## [WRITTEN REQUEST]
Turn the lines of the records into a numbered list, skipping any blank lines.

## [PROVIDED MATERIAL]
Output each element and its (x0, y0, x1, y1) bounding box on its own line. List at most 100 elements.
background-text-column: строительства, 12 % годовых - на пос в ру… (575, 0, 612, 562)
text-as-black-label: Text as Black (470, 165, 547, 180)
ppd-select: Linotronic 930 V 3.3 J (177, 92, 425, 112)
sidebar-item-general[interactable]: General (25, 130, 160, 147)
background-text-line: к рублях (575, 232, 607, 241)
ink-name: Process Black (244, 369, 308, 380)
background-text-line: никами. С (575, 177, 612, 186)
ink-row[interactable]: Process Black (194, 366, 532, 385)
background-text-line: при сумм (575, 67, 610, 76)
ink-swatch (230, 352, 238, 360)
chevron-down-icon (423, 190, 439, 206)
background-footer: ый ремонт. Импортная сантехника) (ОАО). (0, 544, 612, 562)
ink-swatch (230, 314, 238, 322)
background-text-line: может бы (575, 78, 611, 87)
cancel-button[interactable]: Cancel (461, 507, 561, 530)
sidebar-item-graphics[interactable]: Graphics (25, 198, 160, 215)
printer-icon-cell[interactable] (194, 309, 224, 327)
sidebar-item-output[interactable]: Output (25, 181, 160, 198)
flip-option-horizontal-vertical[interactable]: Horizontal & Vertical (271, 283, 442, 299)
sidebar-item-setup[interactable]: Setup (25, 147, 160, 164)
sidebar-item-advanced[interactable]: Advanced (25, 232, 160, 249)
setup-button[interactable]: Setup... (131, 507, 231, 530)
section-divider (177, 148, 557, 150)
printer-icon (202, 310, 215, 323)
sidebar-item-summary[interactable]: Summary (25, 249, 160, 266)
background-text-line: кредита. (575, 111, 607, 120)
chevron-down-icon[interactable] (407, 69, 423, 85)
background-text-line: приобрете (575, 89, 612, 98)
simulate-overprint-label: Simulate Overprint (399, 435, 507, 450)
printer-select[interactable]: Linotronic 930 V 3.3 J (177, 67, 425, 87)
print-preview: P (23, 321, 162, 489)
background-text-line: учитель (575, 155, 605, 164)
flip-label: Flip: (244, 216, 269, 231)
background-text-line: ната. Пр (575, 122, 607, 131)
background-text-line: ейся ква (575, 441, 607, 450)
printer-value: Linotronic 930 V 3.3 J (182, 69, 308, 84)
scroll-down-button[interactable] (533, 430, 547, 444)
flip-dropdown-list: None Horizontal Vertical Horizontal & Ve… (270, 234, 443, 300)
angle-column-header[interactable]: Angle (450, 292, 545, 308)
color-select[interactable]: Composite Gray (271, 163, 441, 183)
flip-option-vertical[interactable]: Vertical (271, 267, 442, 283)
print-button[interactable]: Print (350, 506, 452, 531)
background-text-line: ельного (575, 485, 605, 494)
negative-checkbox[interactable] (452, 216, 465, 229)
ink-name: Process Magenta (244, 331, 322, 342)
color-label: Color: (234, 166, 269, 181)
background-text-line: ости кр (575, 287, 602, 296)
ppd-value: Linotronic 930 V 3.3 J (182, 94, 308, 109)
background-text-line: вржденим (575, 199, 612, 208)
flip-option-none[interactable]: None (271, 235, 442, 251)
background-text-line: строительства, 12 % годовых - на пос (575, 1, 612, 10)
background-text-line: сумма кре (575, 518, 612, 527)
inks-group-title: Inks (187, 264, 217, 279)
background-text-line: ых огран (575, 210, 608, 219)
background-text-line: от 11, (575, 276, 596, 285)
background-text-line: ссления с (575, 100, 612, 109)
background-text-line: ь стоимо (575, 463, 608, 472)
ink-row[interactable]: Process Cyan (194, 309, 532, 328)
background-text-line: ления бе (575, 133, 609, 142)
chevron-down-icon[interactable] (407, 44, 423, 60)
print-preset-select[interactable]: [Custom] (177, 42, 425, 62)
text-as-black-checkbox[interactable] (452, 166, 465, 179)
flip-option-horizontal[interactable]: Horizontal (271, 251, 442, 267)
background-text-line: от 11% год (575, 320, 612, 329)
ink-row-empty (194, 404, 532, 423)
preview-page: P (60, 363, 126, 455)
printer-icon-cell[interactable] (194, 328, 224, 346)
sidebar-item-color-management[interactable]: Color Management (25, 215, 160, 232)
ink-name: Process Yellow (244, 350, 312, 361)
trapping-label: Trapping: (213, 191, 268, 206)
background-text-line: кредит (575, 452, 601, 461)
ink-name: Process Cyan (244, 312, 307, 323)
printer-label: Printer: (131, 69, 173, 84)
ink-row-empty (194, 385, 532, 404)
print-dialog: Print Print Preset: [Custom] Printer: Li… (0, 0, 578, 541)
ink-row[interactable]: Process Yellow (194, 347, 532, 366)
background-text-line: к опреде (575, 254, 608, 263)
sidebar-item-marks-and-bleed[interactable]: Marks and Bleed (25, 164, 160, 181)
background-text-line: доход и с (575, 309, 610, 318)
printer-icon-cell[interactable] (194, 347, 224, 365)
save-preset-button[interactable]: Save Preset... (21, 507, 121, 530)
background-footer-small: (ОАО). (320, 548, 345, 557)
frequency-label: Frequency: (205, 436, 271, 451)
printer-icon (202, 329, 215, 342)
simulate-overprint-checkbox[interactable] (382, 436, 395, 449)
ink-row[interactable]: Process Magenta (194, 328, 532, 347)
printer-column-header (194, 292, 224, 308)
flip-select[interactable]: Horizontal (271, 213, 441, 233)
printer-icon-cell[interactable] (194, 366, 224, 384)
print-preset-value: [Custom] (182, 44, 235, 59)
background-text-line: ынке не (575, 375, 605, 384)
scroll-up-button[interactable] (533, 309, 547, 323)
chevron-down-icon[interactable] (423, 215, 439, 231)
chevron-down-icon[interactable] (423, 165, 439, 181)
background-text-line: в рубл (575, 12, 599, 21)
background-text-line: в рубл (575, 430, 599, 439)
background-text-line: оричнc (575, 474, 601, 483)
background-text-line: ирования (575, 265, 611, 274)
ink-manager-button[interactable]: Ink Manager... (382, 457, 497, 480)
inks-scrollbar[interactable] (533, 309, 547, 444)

## [RESULT FOR THIS TASK]
1. Output each element and its (x0, y0, x1, y1) bounding box on its own line. List at most 100 elements.
2. background-text-column: строительства, 12 % годовых - на пос в ру… (575, 0, 612, 562)
3. text-as-black-label: Text as Black (470, 165, 547, 180)
4. ppd-select: Linotronic 930 V 3.3 J (177, 92, 425, 112)
5. sidebar-item-general[interactable]: General (25, 130, 160, 147)
6. background-text-line: к рублях (575, 232, 607, 241)
7. ink-name: Process Black (244, 369, 308, 380)
8. background-text-line: никами. С (575, 177, 612, 186)
9. ink-row[interactable]: Process Black (194, 366, 532, 385)
10. background-text-line: при сумм (575, 67, 610, 76)
11. ink-swatch (230, 352, 238, 360)
12. chevron-down-icon (423, 190, 439, 206)
13. background-footer: ый ремонт. Импортная сантехника) (ОАО). (0, 544, 612, 562)
14. ink-swatch (230, 314, 238, 322)
15. background-text-line: может бы (575, 78, 611, 87)
16. cancel-button[interactable]: Cancel (461, 507, 561, 530)
17. sidebar-item-graphics[interactable]: Graphics (25, 198, 160, 215)
18. printer-icon-cell[interactable] (194, 309, 224, 327)
19. sidebar-item-output[interactable]: Output (25, 181, 160, 198)
20. flip-option-horizontal-vertical[interactable]: Horizontal & Vertical (271, 283, 442, 299)
21. sidebar-item-setup[interactable]: Setup (25, 147, 160, 164)
22. sidebar-item-advanced[interactable]: Advanced (25, 232, 160, 249)
23. setup-button[interactable]: Setup... (131, 507, 231, 530)
24. section-divider (177, 148, 557, 150)
25. printer-icon (202, 310, 215, 323)
26. sidebar-item-summary[interactable]: Summary (25, 249, 160, 266)
27. background-text-line: кредита. (575, 111, 607, 120)
28. chevron-down-icon[interactable] (407, 69, 423, 85)
29. background-text-line: приобрете (575, 89, 612, 98)
30. simulate-overprint-label: Simulate Overprint (399, 435, 507, 450)
31. printer-select[interactable]: Linotronic 930 V 3.3 J (177, 67, 425, 87)
32. print-preview: P (23, 321, 162, 489)
33. background-text-line: учитель (575, 155, 605, 164)
34. flip-label: Flip: (244, 216, 269, 231)
35. background-text-line: ната. Пр (575, 122, 607, 131)
36. background-text-line: ейся ква (575, 441, 607, 450)
37. printer-value: Linotronic 930 V 3.3 J (182, 69, 308, 84)
38. scroll-down-button[interactable] (533, 430, 547, 444)
39. flip-dropdown-list: None Horizontal Vertical Horizontal & Ve… (270, 234, 443, 300)
40. angle-column-header[interactable]: Angle (450, 292, 545, 308)
41. color-select[interactable]: Composite Gray (271, 163, 441, 183)
42. flip-option-vertical[interactable]: Vertical (271, 267, 442, 283)
43. print-button[interactable]: Print (350, 506, 452, 531)
44. background-text-line: ельного (575, 485, 605, 494)
45. negative-checkbox[interactable] (452, 216, 465, 229)
46. ink-name: Process Magenta (244, 331, 322, 342)
47. color-label: Color: (234, 166, 269, 181)
48. background-text-line: ости кр (575, 287, 602, 296)
49. ppd-value: Linotronic 930 V 3.3 J (182, 94, 308, 109)
50. background-text-line: вржденим (575, 199, 612, 208)
51. flip-option-none[interactable]: None (271, 235, 442, 251)
52. background-text-line: строительства, 12 % годовых - на пос (575, 1, 612, 10)
53. background-text-line: сумма кре (575, 518, 612, 527)
54. inks-group-title: Inks (187, 264, 217, 279)
55. background-text-line: ых огран (575, 210, 608, 219)
56. background-text-line: от 11, (575, 276, 596, 285)
57. background-text-line: ссления с (575, 100, 612, 109)
58. background-text-line: ь стоимо (575, 463, 608, 472)
59. ink-row[interactable]: Process Cyan (194, 309, 532, 328)
60. background-text-line: ления бе (575, 133, 609, 142)
61. chevron-down-icon[interactable] (407, 44, 423, 60)
62. print-preset-select[interactable]: [Custom] (177, 42, 425, 62)
63. text-as-black-checkbox[interactable] (452, 166, 465, 179)
64. flip-option-horizontal[interactable]: Horizontal (271, 251, 442, 267)
65. background-text-line: от 11% год (575, 320, 612, 329)
66. ink-row-empty (194, 404, 532, 423)
67. preview-page: P (60, 363, 126, 455)
68. printer-icon-cell[interactable] (194, 328, 224, 346)
69. sidebar-item-color-management[interactable]: Color Management (25, 215, 160, 232)
70. ink-name: Process Yellow (244, 350, 312, 361)
71. trapping-label: Trapping: (213, 191, 268, 206)
72. background-text-line: кредит (575, 452, 601, 461)
73. ink-name: Process Cyan (244, 312, 307, 323)
74. printer-label: Printer: (131, 69, 173, 84)
75. ink-row-empty (194, 385, 532, 404)
76. print-dialog: Print Print Preset: [Custom] Printer: Li… (0, 0, 578, 541)
77. ink-row[interactable]: Process Yellow (194, 347, 532, 366)
78. background-text-line: к опреде (575, 254, 608, 263)
79. sidebar-item-marks-and-bleed[interactable]: Marks and Bleed (25, 164, 160, 181)
80. background-text-line: доход и с (575, 309, 610, 318)
81. printer-icon-cell[interactable] (194, 347, 224, 365)
82. save-preset-button[interactable]: Save Preset... (21, 507, 121, 530)
83. background-footer-small: (ОАО). (320, 548, 345, 557)
84. frequency-label: Frequency: (205, 436, 271, 451)
85. printer-icon (202, 329, 215, 342)
86. simulate-overprint-checkbox[interactable] (382, 436, 395, 449)
87. ink-row[interactable]: Process Magenta (194, 328, 532, 347)
88. printer-column-header (194, 292, 224, 308)
89. flip-select[interactable]: Horizontal (271, 213, 441, 233)
90. printer-icon-cell[interactable] (194, 366, 224, 384)
91. print-preset-value: [Custom] (182, 44, 235, 59)
92. background-text-line: ынке не (575, 375, 605, 384)
93. scroll-up-button[interactable] (533, 309, 547, 323)
94. chevron-down-icon[interactable] (423, 215, 439, 231)
95. chevron-down-icon[interactable] (423, 165, 439, 181)
96. background-text-line: в рубл (575, 12, 599, 21)
97. background-text-line: в рубл (575, 430, 599, 439)
98. background-text-line: оричнc (575, 474, 601, 483)
99. background-text-line: ирования (575, 265, 611, 274)
100. ink-manager-button[interactable]: Ink Manager... (382, 457, 497, 480)
101. inks-scrollbar[interactable] (533, 309, 547, 444)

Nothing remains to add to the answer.